# START OF Dataset entries

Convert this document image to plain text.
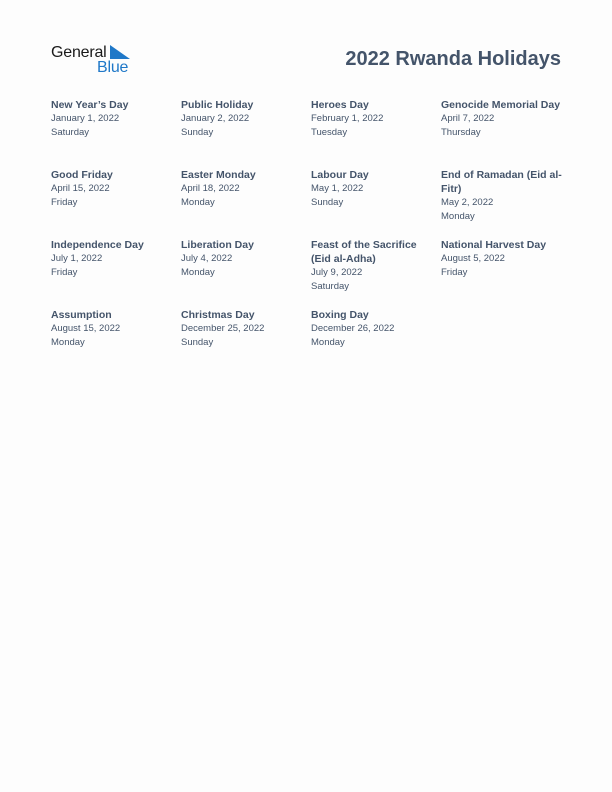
General
Blue	2022 Rwanda Holidays
New Year’s Day
January 1, 2022
Saturday
Public Holiday
January 2, 2022
Sunday
Heroes Day
February 1, 2022
Tuesday
Genocide Memorial Day
April 7, 2022
Thursday
Good Friday
April 15, 2022
Friday
Easter Monday
April 18, 2022
Monday
Labour Day
May 1, 2022
Sunday
End of Ramadan (Eid al-Fitr)
May 2, 2022
Monday
Independence Day
July 1, 2022
Friday
Liberation Day
July 4, 2022
Monday
Feast of the Sacrifice (Eid al-Adha)
July 9, 2022
Saturday
National Harvest Day
August 5, 2022
Friday
Assumption
August 15, 2022
Monday
Christmas Day
December 25, 2022
Sunday
Boxing Day
December 26, 2022
Monday
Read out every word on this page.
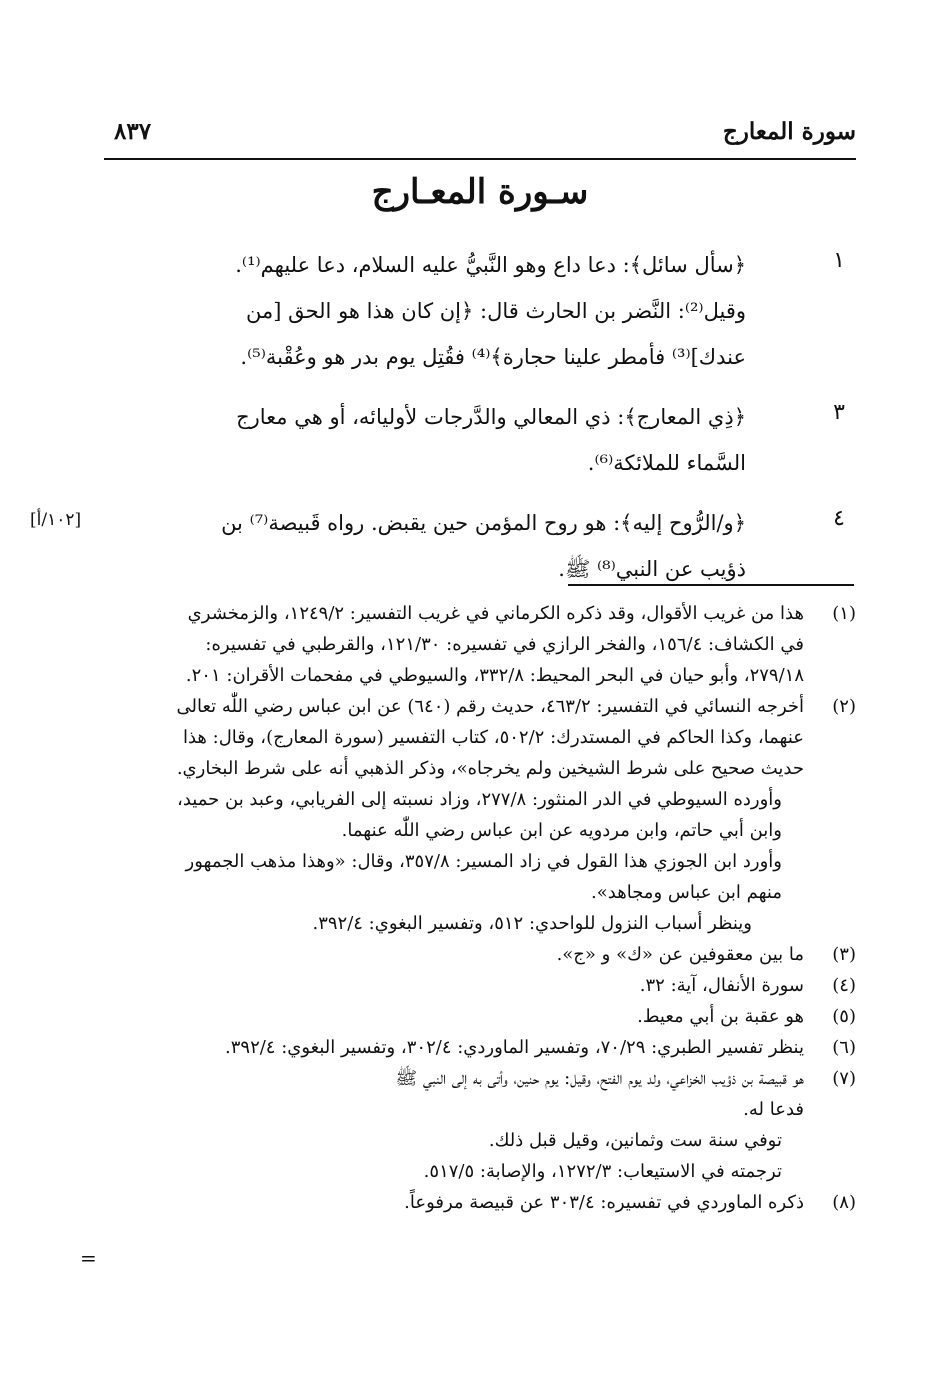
سورة المعارج
٨٣٧
سـورة المعـارج
١
﴿سأل سائل﴾: دعا داع وهو النَّبيُّ عليه السلام، دعا عليهم⁽¹⁾.
وقيل⁽²⁾: النَّضر بن الحارث قال: ﴿إن كان هذا هو الحق [من
عندك]⁽³⁾ فأمطر علينا حجارة﴾⁽⁴⁾ فقُتِل يوم بدر هو وعُقْبة⁽⁵⁾.
٣
﴿ذِي المعارج﴾: ذي المعالي والدَّرجات لأوليائه، أو هي معارج
السَّماء للملائكة⁽⁶⁾.
٤
[١٠٢/أ]	﴿و/الرُّوح إليه﴾: هو روح المؤمن حين يقبض. رواه قَبيصة⁽⁷⁾ بن
ذؤيب عن النبي⁽⁸⁾ ﷺ.
(١)
هذا من غريب الأقوال، وقد ذكره الكرماني في غريب التفسير: ١٢٤٩/٢، والزمخشري
في الكشاف: ١٥٦/٤، والفخر الرازي في تفسيره: ١٢١/٣٠، والقرطبي في تفسيره:
٢٧٩/١٨، وأبو حيان في البحر المحيط: ٣٣٢/٨، والسيوطي في مفحمات الأقران: ٢٠١.
(٢)
أخرجه النسائي في التفسير: ٤٦٣/٢، حديث رقم (٦٤٠) عن ابن عباس رضي اللّٰه تعالى
عنهما، وكذا الحاكم في المستدرك: ٥٠٢/٢، كتاب التفسير (سورة المعارج)، وقال: هذا
حديث صحيح على شرط الشيخين ولم يخرجاه»، وذكر الذهبي أنه على شرط البخاري.
وأورده السيوطي في الدر المنثور: ٢٧٧/٨، وزاد نسبته إلى الفريابي، وعبد بن حميد،
وابن أبي حاتم، وابن مردويه عن ابن عباس رضي اللّٰه عنهما.
وأورد ابن الجوزي هذا القول في زاد المسير: ٣٥٧/٨، وقال: «وهذا مذهب الجمهور
منهم ابن عباس ومجاهد».
وينظر أسباب النزول للواحدي: ٥١٢، وتفسير البغوي: ٣٩٢/٤.
(٣)
ما بين معقوفين عن «ك» و «ج».
(٤)
سورة الأنفال، آية: ٣٢.
(٥)
هو عقبة بن أبي معيط.
(٦)
ينظر تفسير الطبري: ٧٠/٢٩، وتفسير الماوردي: ٣٠٢/٤، وتفسير البغوي: ٣٩٢/٤.
(٧)
هو قبيصة بن ذؤيب الخزاعي، ولد يوم الفتح، وقيل: يوم حنين، وأتى به إلى النبي ﷺ
فدعا له.
توفي سنة ست وثمانين، وقيل قبل ذلك.
ترجمته في الاستيعاب: ١٢٧٢/٣، والإصابة: ٥١٧/٥.
(٨)
ذكره الماوردي في تفسيره: ٣٠٣/٤ عن قبيصة مرفوعاً.
=
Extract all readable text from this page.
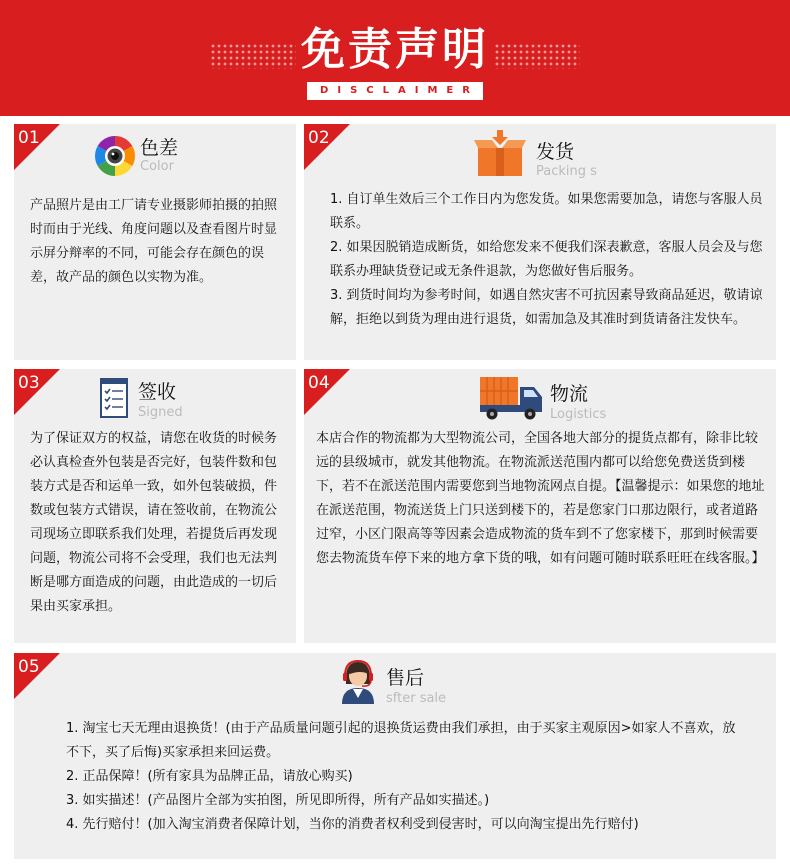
免责声明
DISCLAIMER
01	色差
Color

产品照片是由工厂请专业摄影师拍摄的拍照时而由于光线、角度问题以及查看图片时显示屏分辩率的不同，可能会存在颜色的误差，故产品的颜色以实物为准。

02
发货
Packing s

1. 自订单生效后三个工作日内为您发货。如果您需要加急，请您与客服人员联系。

2. 如果因脱销造成断货，如给您发来不便我们深表歉意，客服人员会及与您联系办理缺货登记或无条件退款，为您做好售后服务。

3. 到货时间均为参考时间，如遇自然灾害不可抗因素导致商品延迟，敬请谅解，拒绝以到货为理由进行退货，如需加急及其准时到货请备注发快车。

03	签收
Signed

为了保证双方的权益，请您在收货的时候务必认真检查外包装是否完好，包装件数和包装方式是否和运单一致，如外包装破损，件数或包装方式错误，请在签收前，在物流公司现场立即联系我们处理，若提货后再发现问题，物流公司将不会受理，我们也无法判断是哪方面造成的问题，由此造成的一切后果由买家承担。

04	物流
Logistics

本店合作的物流都为大型物流公司，全国各地大部分的提货点都有，除非比较远的县级城市，就发其他物流。在物流派送范围内都可以给您免费送货到楼下，若不在派送范围内需要您到当地物流网点自提。【温馨提示：如果您的地址在派送范围，物流送货上门只送到楼下的，若是您家门口那边限行，或者道路过窄，小区门限高等等因素会造成物流的货车到不了您家楼下，那到时候需要您去物流货车停下来的地方拿下货的哦，如有问题可随时联系旺旺在线客服。】

05	售后
sfter sale

1. 淘宝七天无理由退换货！(由于产品质量问题引起的退换货运费由我们承担，由于买家主观原因>如家人不喜欢，放不下，买了后悔)买家承担来回运费。

2. 正品保障！(所有家具为品牌正品，请放心购买)

3. 如实描述！(产品图片全部为实拍图，所见即所得，所有产品如实描述。)

4. 先行赔付！(加入淘宝消费者保障计划，当你的消费者权利受到侵害时，可以向淘宝提出先行赔付)
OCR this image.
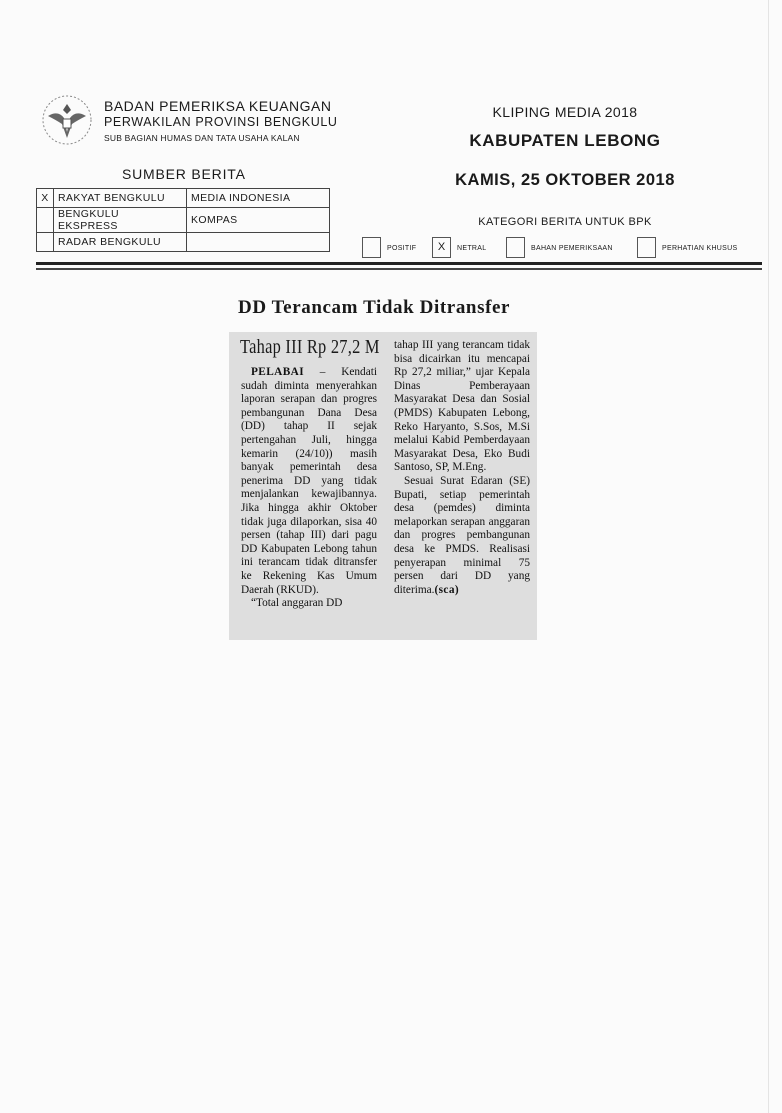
BADAN PEMERIKSA KEUANGAN
PERWAKILAN PROVINSI BENGKULU
SUB BAGIAN HUMAS DAN TATA USAHA KALAN
KLIPING MEDIA 2018
KABUPATEN LEBONG
KAMIS, 25 OKTOBER 2018
KATEGORI BERITA UNTUK BPK
SUMBER BERITA
X	RAKYAT BENGKULU	MEDIA INDONESIA
	BENGKULU EKSPRESS	KOMPAS
	RADAR BENGKULU	
POSITIF	X	NETRAL	BAHAN PEMERIKSAAN	PERHATIAN KHUSUS
DD Terancam Tidak Ditransfer
Tahap III Rp 27,2 M

PELABAI – Kendati sudah diminta menyerahkan laporan serapan dan progres pembangunan Dana Desa (DD) tahap II sejak pertengahan Juli, hingga kemarin (24/10)) masih banyak pemerintah desa penerima DD yang tidak menjalankan kewajibannya. Jika hingga akhir Oktober tidak juga dilaporkan, sisa 40 persen (tahap III) dari pagu DD Kabupaten Lebong tahun ini terancam tidak ditransfer ke Rekening Kas Umum Daerah (RKUD).

“Total anggaran DD

tahap III yang terancam tidak bisa dicairkan itu mencapai Rp 27,2 miliar,” ujar Kepala Dinas Pemberayaan Masyarakat Desa dan Sosial (PMDS) Kabupaten Lebong, Reko Haryanto, S.Sos, M.Si melalui Kabid Pemberdayaan Masyarakat Desa, Eko Budi Santoso, SP, M.Eng.

Sesuai Surat Edaran (SE) Bupati, setiap pemerintah desa (pemdes) diminta melaporkan serapan anggaran dan progres pembangunan desa ke PMDS. Realisasi penyerapan minimal 75 persen dari DD yang diterima.(sca)
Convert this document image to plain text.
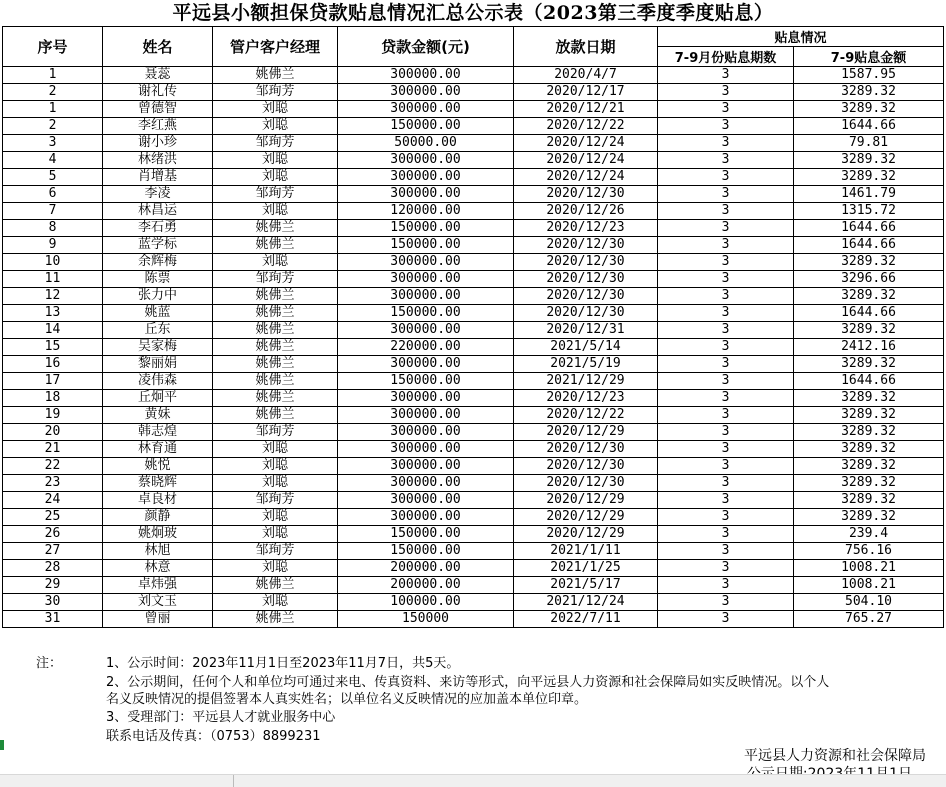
平远县小额担保贷款贴息情况汇总公示表（2023第三季度季度贴息）
序号	姓名	管户客户经理	贷款金额(元)	放款日期	贴息情况	
					7-9月份贴息期数	7-9贴息金额
1	聂蕊	姚佛兰	300000.00	2020/4/7	3	1587.95
2	谢礼传	邹珣芳	300000.00	2020/12/17	3	3289.32
1	曾德智	刘聪	300000.00	2020/12/21	3	3289.32
2	李红燕	刘聪	150000.00	2020/12/22	3	1644.66
3	谢小珍	邹珣芳	50000.00	2020/12/24	3	79.81
4	林绪洪	刘聪	300000.00	2020/12/24	3	3289.32
5	肖增基	刘聪	300000.00	2020/12/24	3	3289.32
6	李凌	邹珣芳	300000.00	2020/12/30	3	1461.79
7	林昌运	刘聪	120000.00	2020/12/26	3	1315.72
8	李石勇	姚佛兰	150000.00	2020/12/23	3	1644.66
9	蓝学标	姚佛兰	150000.00	2020/12/30	3	1644.66
10	余辉梅	刘聪	300000.00	2020/12/30	3	3289.32
11	陈票	邹珣芳	300000.00	2020/12/30	3	3296.66
12	张力中	姚佛兰	300000.00	2020/12/30	3	3289.32
13	姚蓝	姚佛兰	150000.00	2020/12/30	3	1644.66
14	丘东	姚佛兰	300000.00	2020/12/31	3	3289.32
15	吴家梅	姚佛兰	220000.00	2021/5/14	3	2412.16
16	黎丽娟	姚佛兰	300000.00	2021/5/19	3	3289.32
17	凌伟森	姚佛兰	150000.00	2021/12/29	3	1644.66
18	丘炯平	姚佛兰	300000.00	2020/12/23	3	3289.32
19	黄妹	姚佛兰	300000.00	2020/12/22	3	3289.32
20	韩志煌	邹珣芳	300000.00	2020/12/29	3	3289.32
21	林育通	刘聪	300000.00	2020/12/30	3	3289.32
22	姚悦	刘聪	300000.00	2020/12/30	3	3289.32
23	蔡晓辉	刘聪	300000.00	2020/12/30	3	3289.32
24	卓良材	邹珣芳	300000.00	2020/12/29	3	3289.32
25	颜静	刘聪	300000.00	2020/12/29	3	3289.32
26	姚炯玻	刘聪	150000.00	2020/12/29	3	239.4
27	林旭	邹珣芳	150000.00	2021/1/11	3	756.16
28	林意	刘聪	200000.00	2021/1/25	3	1008.21
29	卓炜强	姚佛兰	200000.00	2021/5/17	3	1008.21
30	刘文玉	刘聪	100000.00	2021/12/24	3	504.10
31	曾丽	姚佛兰	150000	2022/7/11	3	765.27
注：	1、公示时间：2023年11月1日至2023年11月7日，共5天。
2、公示期间，任何个人和单位均可通过来电、传真资料、来访等形式，向平远县人力资源和社会保障局如实反映情况。以个人
名义反映情况的提倡签署本人真实姓名；以单位名义反映情况的应加盖本单位印章。
3、受理部门：平远县人才就业服务中心
联系电话及传真：（0753）8899231
平远县人力资源和社会保障局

# END OF Dataset entries

## [Aim]
Scan the material line by line and report each one that contains "page".

## [Task solution]
Read out every word on this page.
Extract all readable text from this page.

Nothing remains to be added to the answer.